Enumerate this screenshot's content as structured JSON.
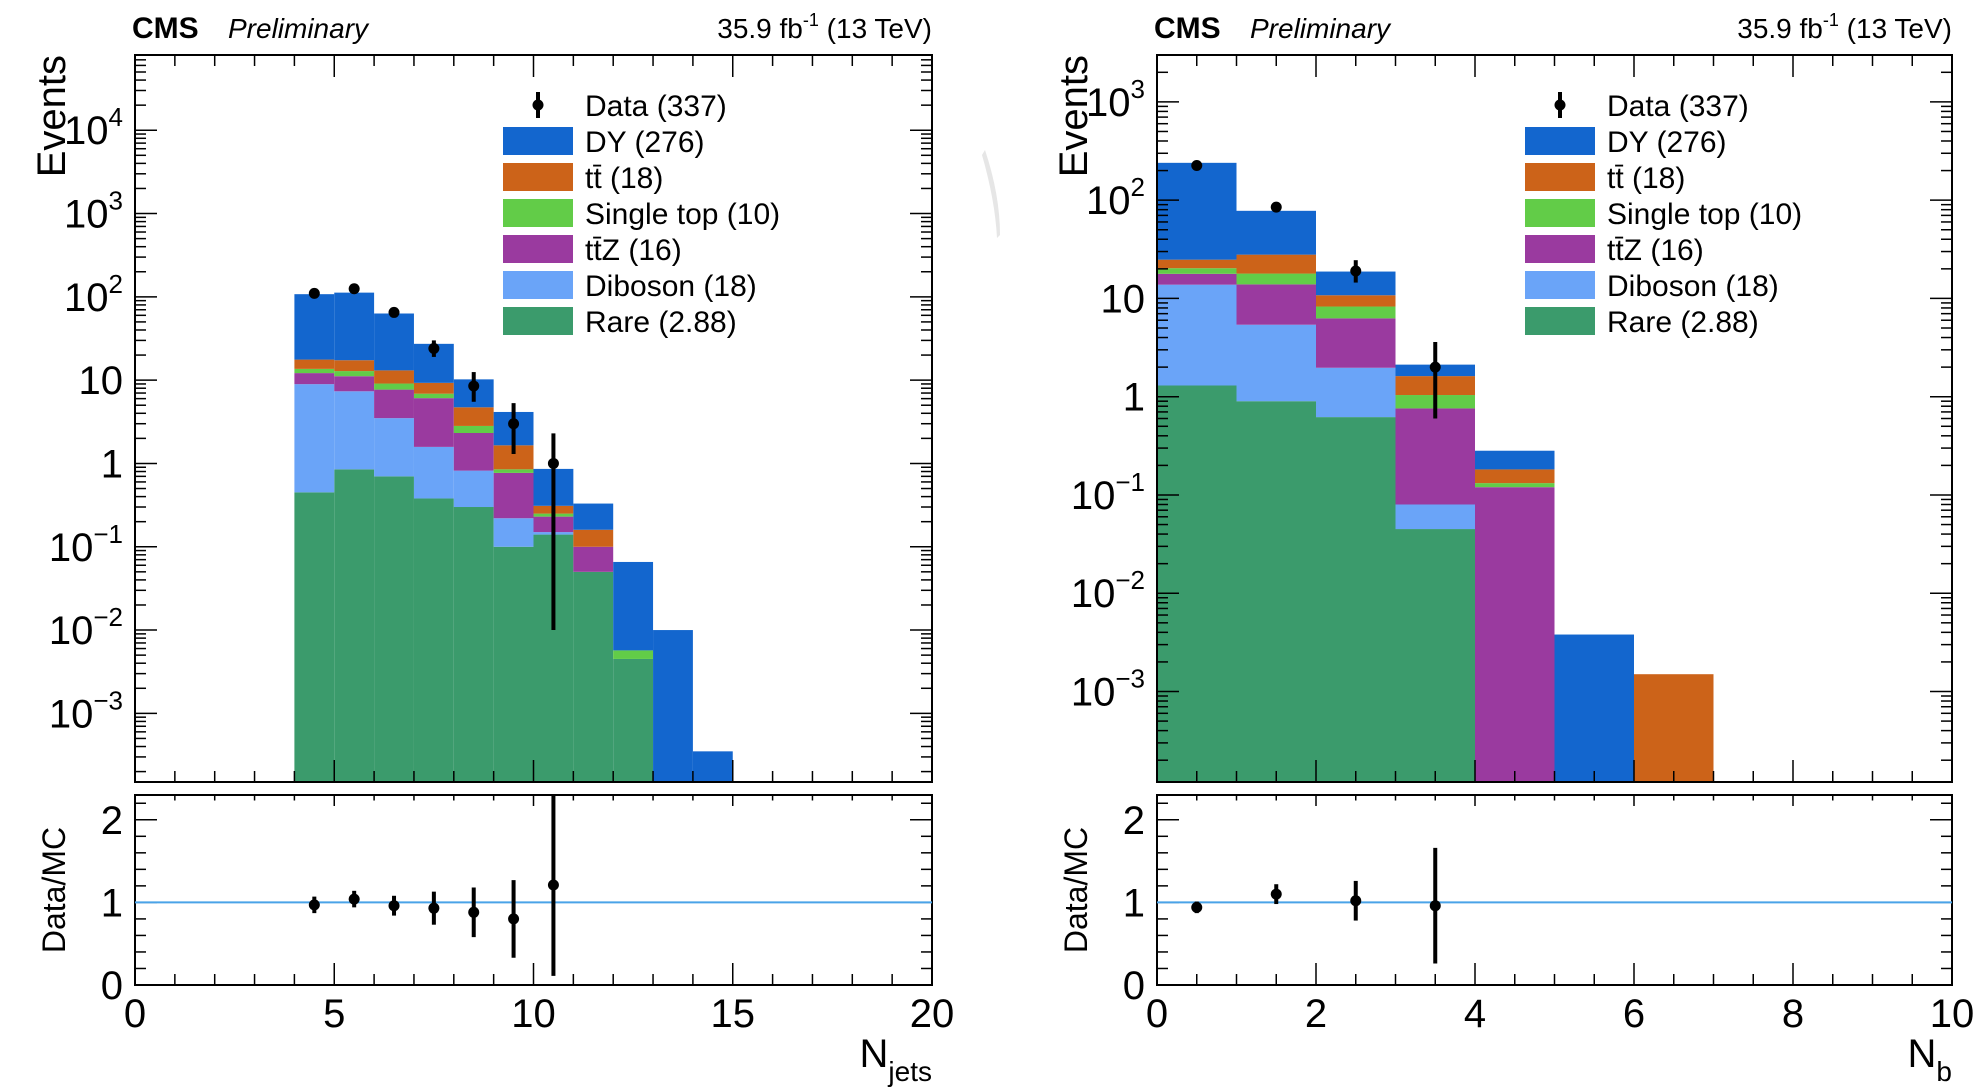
{
  "header": {
    "experiment": "CMS",
    "status": "Preliminary",
    "lumi_value": "35.9 fb",
    "lumi_exp": "-1",
    "energy": "(13 TeV)"
  },
  "colors": {
    "Rare": "#3b9b6c",
    "Diboson": "#6aa4f8",
    "ttZ": "#9a3a9f",
    "Single top": "#62cc48",
    "tt": "#cc6319",
    "DY": "#1366ce",
    "data": "#000000",
    "ratio_line": "#4aa3e8"
  },
  "legend": [
    {
      "key": "Data",
      "label": "Data (337)",
      "kind": "marker"
    },
    {
      "key": "DY",
      "label": "DY (276)",
      "kind": "box"
    },
    {
      "key": "tt",
      "label": "tt̄ (18)",
      "kind": "box"
    },
    {
      "key": "Single top",
      "label": "Single top (10)",
      "kind": "box"
    },
    {
      "key": "ttZ",
      "label": "tt̄Z (16)",
      "kind": "box"
    },
    {
      "key": "Diboson",
      "label": "Diboson (18)",
      "kind": "box"
    },
    {
      "key": "Rare",
      "label": "Rare (2.88)",
      "kind": "box"
    }
  ],
  "chart_data": [
    {
      "type": "bar",
      "stacked": true,
      "yscale": "log",
      "xlabel_main": "N",
      "xlabel_sub": "jets",
      "ylabel": "Events",
      "ratio_ylabel": "Data/MC",
      "xlim": [
        0,
        20
      ],
      "ylim": [
        0.00015,
        80000
      ],
      "xticks": [
        "0",
        "5",
        "10",
        "15",
        "20"
      ],
      "ytick_values": [
        0.001,
        0.01,
        0.1,
        1,
        10,
        100,
        1000,
        10000
      ],
      "ytick_labels": [
        {
          "base": "10",
          "exp": "−3"
        },
        {
          "base": "10",
          "exp": "−2"
        },
        {
          "base": "10",
          "exp": "−1"
        },
        {
          "base": "1",
          "exp": ""
        },
        {
          "base": "10",
          "exp": ""
        },
        {
          "base": "10",
          "exp": "2"
        },
        {
          "base": "10",
          "exp": "3"
        },
        {
          "base": "10",
          "exp": "4"
        }
      ],
      "ratio_ylim": [
        0,
        2.3
      ],
      "ratio_yticks": [
        "0",
        "1",
        "2"
      ],
      "bins": [
        4,
        5,
        6,
        7,
        8,
        9,
        10,
        11,
        12,
        13,
        14
      ],
      "stack_order": [
        "Rare",
        "Diboson",
        "ttZ",
        "Single top",
        "tt",
        "DY"
      ],
      "series": [
        {
          "name": "Rare",
          "values": [
            0.45,
            0.85,
            0.7,
            0.38,
            0.3,
            0.1,
            0.14,
            0.05,
            0.0045,
            0,
            0
          ]
        },
        {
          "name": "Diboson",
          "values": [
            8.5,
            6.5,
            2.8,
            1.2,
            0.52,
            0.12,
            0.01,
            0,
            0,
            0,
            0
          ]
        },
        {
          "name": "ttZ",
          "values": [
            3.2,
            3.8,
            4.2,
            4.5,
            1.5,
            0.55,
            0.08,
            0.05,
            0,
            0,
            0
          ]
        },
        {
          "name": "Single top",
          "values": [
            1.5,
            1.7,
            1.4,
            0.8,
            0.5,
            0.08,
            0.02,
            0,
            0.0012,
            0,
            0
          ]
        },
        {
          "name": "tt",
          "values": [
            4,
            4.5,
            4,
            2.4,
            1.9,
            0.8,
            0.06,
            0.06,
            0,
            0,
            0
          ]
        },
        {
          "name": "DY",
          "values": [
            90,
            95,
            50,
            18,
            5.5,
            2.5,
            0.55,
            0.17,
            0.06,
            0.01,
            0.00035
          ]
        }
      ],
      "data": {
        "x": [
          4.5,
          5.5,
          6.5,
          7.5,
          8.5,
          9.5,
          10.5
        ],
        "y": [
          110,
          125,
          65,
          24,
          8.5,
          3,
          1
        ],
        "err_low": [
          10,
          11,
          8,
          5,
          3,
          1.7,
          0.99
        ],
        "err_high": [
          11,
          12,
          9,
          6,
          4,
          2.3,
          1.3
        ]
      },
      "ratio": {
        "x": [
          4.5,
          5.5,
          6.5,
          7.5,
          8.5,
          9.5,
          10.5
        ],
        "y": [
          0.97,
          1.04,
          0.96,
          0.93,
          0.88,
          0.8,
          1.21
        ],
        "err": [
          0.1,
          0.1,
          0.12,
          0.2,
          0.3,
          0.47,
          1.1
        ]
      }
    },
    {
      "type": "bar",
      "stacked": true,
      "yscale": "log",
      "xlabel_main": "N",
      "xlabel_sub": "b",
      "ylabel": "Events",
      "ratio_ylabel": "Data/MC",
      "xlim": [
        0,
        10
      ],
      "ylim": [
        0.00012,
        3000
      ],
      "xticks": [
        "0",
        "2",
        "4",
        "6",
        "8",
        "10"
      ],
      "ytick_values": [
        0.001,
        0.01,
        0.1,
        1,
        10,
        100,
        1000
      ],
      "ytick_labels": [
        {
          "base": "10",
          "exp": "−3"
        },
        {
          "base": "10",
          "exp": "−2"
        },
        {
          "base": "10",
          "exp": "−1"
        },
        {
          "base": "1",
          "exp": ""
        },
        {
          "base": "10",
          "exp": ""
        },
        {
          "base": "10",
          "exp": "2"
        },
        {
          "base": "10",
          "exp": "3"
        }
      ],
      "ratio_ylim": [
        0,
        2.3
      ],
      "ratio_yticks": [
        "0",
        "1",
        "2"
      ],
      "bins": [
        0,
        1,
        2,
        3,
        4,
        5,
        6
      ],
      "stack_order": [
        "Rare",
        "Diboson",
        "ttZ",
        "Single top",
        "tt",
        "DY"
      ],
      "series": [
        {
          "name": "Rare",
          "values": [
            1.3,
            0.9,
            0.62,
            0.045,
            0,
            0,
            0
          ]
        },
        {
          "name": "Diboson",
          "values": [
            12.5,
            4.5,
            1.35,
            0.035,
            0,
            0,
            0
          ]
        },
        {
          "name": "ttZ",
          "values": [
            4,
            8.5,
            4.3,
            0.68,
            0.12,
            0,
            0
          ]
        },
        {
          "name": "Single top",
          "values": [
            2.5,
            4,
            2,
            0.28,
            0.012,
            0,
            0
          ]
        },
        {
          "name": "tt",
          "values": [
            4.5,
            10,
            2.5,
            0.58,
            0.05,
            0,
            0.0015
          ]
        },
        {
          "name": "DY",
          "values": [
            215,
            50,
            8,
            0.5,
            0.1,
            0.0038,
            0
          ]
        }
      ],
      "data": {
        "x": [
          0.5,
          1.5,
          2.5,
          3.5
        ],
        "y": [
          225,
          85,
          19,
          2
        ],
        "err_low": [
          15,
          9,
          4.5,
          1.4
        ],
        "err_high": [
          16,
          10,
          5.5,
          1.6
        ]
      },
      "ratio": {
        "x": [
          0.5,
          1.5,
          2.5,
          3.5
        ],
        "y": [
          0.94,
          1.1,
          1.02,
          0.96
        ],
        "err": [
          0.07,
          0.12,
          0.24,
          0.7
        ]
      }
    }
  ]
}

+++

**WRITTEN PROBLEM**. The records above need to be restated word for word, with the pictures left out.

**EXERCISE ANSWER**.
Enumerate this screenshot's content as structured JSON.
{
  "header": {
    "experiment": "CMS",
    "status": "Preliminary",
    "lumi_value": "35.9 fb",
    "lumi_exp": "-1",
    "energy": "(13 TeV)"
  },
  "colors": {
    "Rare": "#3b9b6c",
    "Diboson": "#6aa4f8",
    "ttZ": "#9a3a9f",
    "Single top": "#62cc48",
    "tt": "#cc6319",
    "DY": "#1366ce",
    "data": "#000000",
    "ratio_line": "#4aa3e8"
  },
  "legend": [
    {
      "key": "Data",
      "label": "Data (337)",
      "kind": "marker"
    },
    {
      "key": "DY",
      "label": "DY (276)",
      "kind": "box"
    },
    {
      "key": "tt",
      "label": "tt̄ (18)",
      "kind": "box"
    },
    {
      "key": "Single top",
      "label": "Single top (10)",
      "kind": "box"
    },
    {
      "key": "ttZ",
      "label": "tt̄Z (16)",
      "kind": "box"
    },
    {
      "key": "Diboson",
      "label": "Diboson (18)",
      "kind": "box"
    },
    {
      "key": "Rare",
      "label": "Rare (2.88)",
      "kind": "box"
    }
  ],
  "chart_data": [
    {
      "type": "bar",
      "stacked": true,
      "yscale": "log",
      "xlabel_main": "N",
      "xlabel_sub": "jets",
      "ylabel": "Events",
      "ratio_ylabel": "Data/MC",
      "xlim": [
        0,
        20
      ],
      "ylim": [
        0.00015,
        80000
      ],
      "xticks": [
        "0",
        "5",
        "10",
        "15",
        "20"
      ],
      "ytick_values": [
        0.001,
        0.01,
        0.1,
        1,
        10,
        100,
        1000,
        10000
      ],
      "ytick_labels": [
        {
          "base": "10",
          "exp": "−3"
        },
        {
          "base": "10",
          "exp": "−2"
        },
        {
          "base": "10",
          "exp": "−1"
        },
        {
          "base": "1",
          "exp": ""
        },
        {
          "base": "10",
          "exp": ""
        },
        {
          "base": "10",
          "exp": "2"
        },
        {
          "base": "10",
          "exp": "3"
        },
        {
          "base": "10",
          "exp": "4"
        }
      ],
      "ratio_ylim": [
        0,
        2.3
      ],
      "ratio_yticks": [
        "0",
        "1",
        "2"
      ],
      "bins": [
        4,
        5,
        6,
        7,
        8,
        9,
        10,
        11,
        12,
        13,
        14
      ],
      "stack_order": [
        "Rare",
        "Diboson",
        "ttZ",
        "Single top",
        "tt",
        "DY"
      ],
      "series": [
        {
          "name": "Rare",
          "values": [
            0.45,
            0.85,
            0.7,
            0.38,
            0.3,
            0.1,
            0.14,
            0.05,
            0.0045,
            0,
            0
          ]
        },
        {
          "name": "Diboson",
          "values": [
            8.5,
            6.5,
            2.8,
            1.2,
            0.52,
            0.12,
            0.01,
            0,
            0,
            0,
            0
          ]
        },
        {
          "name": "ttZ",
          "values": [
            3.2,
            3.8,
            4.2,
            4.5,
            1.5,
            0.55,
            0.08,
            0.05,
            0,
            0,
            0
          ]
        },
        {
          "name": "Single top",
          "values": [
            1.5,
            1.7,
            1.4,
            0.8,
            0.5,
            0.08,
            0.02,
            0,
            0.0012,
            0,
            0
          ]
        },
        {
          "name": "tt",
          "values": [
            4,
            4.5,
            4,
            2.4,
            1.9,
            0.8,
            0.06,
            0.06,
            0,
            0,
            0
          ]
        },
        {
          "name": "DY",
          "values": [
            90,
            95,
            50,
            18,
            5.5,
            2.5,
            0.55,
            0.17,
            0.06,
            0.01,
            0.00035
          ]
        }
      ],
      "data": {
        "x": [
          4.5,
          5.5,
          6.5,
          7.5,
          8.5,
          9.5,
          10.5
        ],
        "y": [
          110,
          125,
          65,
          24,
          8.5,
          3,
          1
        ],
        "err_low": [
          10,
          11,
          8,
          5,
          3,
          1.7,
          0.99
        ],
        "err_high": [
          11,
          12,
          9,
          6,
          4,
          2.3,
          1.3
        ]
      },
      "ratio": {
        "x": [
          4.5,
          5.5,
          6.5,
          7.5,
          8.5,
          9.5,
          10.5
        ],
        "y": [
          0.97,
          1.04,
          0.96,
          0.93,
          0.88,
          0.8,
          1.21
        ],
        "err": [
          0.1,
          0.1,
          0.12,
          0.2,
          0.3,
          0.47,
          1.1
        ]
      }
    },
    {
      "type": "bar",
      "stacked": true,
      "yscale": "log",
      "xlabel_main": "N",
      "xlabel_sub": "b",
      "ylabel": "Events",
      "ratio_ylabel": "Data/MC",
      "xlim": [
        0,
        10
      ],
      "ylim": [
        0.00012,
        3000
      ],
      "xticks": [
        "0",
        "2",
        "4",
        "6",
        "8",
        "10"
      ],
      "ytick_values": [
        0.001,
        0.01,
        0.1,
        1,
        10,
        100,
        1000
      ],
      "ytick_labels": [
        {
          "base": "10",
          "exp": "−3"
        },
        {
          "base": "10",
          "exp": "−2"
        },
        {
          "base": "10",
          "exp": "−1"
        },
        {
          "base": "1",
          "exp": ""
        },
        {
          "base": "10",
          "exp": ""
        },
        {
          "base": "10",
          "exp": "2"
        },
        {
          "base": "10",
          "exp": "3"
        }
      ],
      "ratio_ylim": [
        0,
        2.3
      ],
      "ratio_yticks": [
        "0",
        "1",
        "2"
      ],
      "bins": [
        0,
        1,
        2,
        3,
        4,
        5,
        6
      ],
      "stack_order": [
        "Rare",
        "Diboson",
        "ttZ",
        "Single top",
        "tt",
        "DY"
      ],
      "series": [
        {
          "name": "Rare",
          "values": [
            1.3,
            0.9,
            0.62,
            0.045,
            0,
            0,
            0
          ]
        },
        {
          "name": "Diboson",
          "values": [
            12.5,
            4.5,
            1.35,
            0.035,
            0,
            0,
            0
          ]
        },
        {
          "name": "ttZ",
          "values": [
            4,
            8.5,
            4.3,
            0.68,
            0.12,
            0,
            0
          ]
        },
        {
          "name": "Single top",
          "values": [
            2.5,
            4,
            2,
            0.28,
            0.012,
            0,
            0
          ]
        },
        {
          "name": "tt",
          "values": [
            4.5,
            10,
            2.5,
            0.58,
            0.05,
            0,
            0.0015
          ]
        },
        {
          "name": "DY",
          "values": [
            215,
            50,
            8,
            0.5,
            0.1,
            0.0038,
            0
          ]
        }
      ],
      "data": {
        "x": [
          0.5,
          1.5,
          2.5,
          3.5
        ],
        "y": [
          225,
          85,
          19,
          2
        ],
        "err_low": [
          15,
          9,
          4.5,
          1.4
        ],
        "err_high": [
          16,
          10,
          5.5,
          1.6
        ]
      },
      "ratio": {
        "x": [
          0.5,
          1.5,
          2.5,
          3.5
        ],
        "y": [
          0.94,
          1.1,
          1.02,
          0.96
        ],
        "err": [
          0.07,
          0.12,
          0.24,
          0.7
        ]
      }
    }
  ]
}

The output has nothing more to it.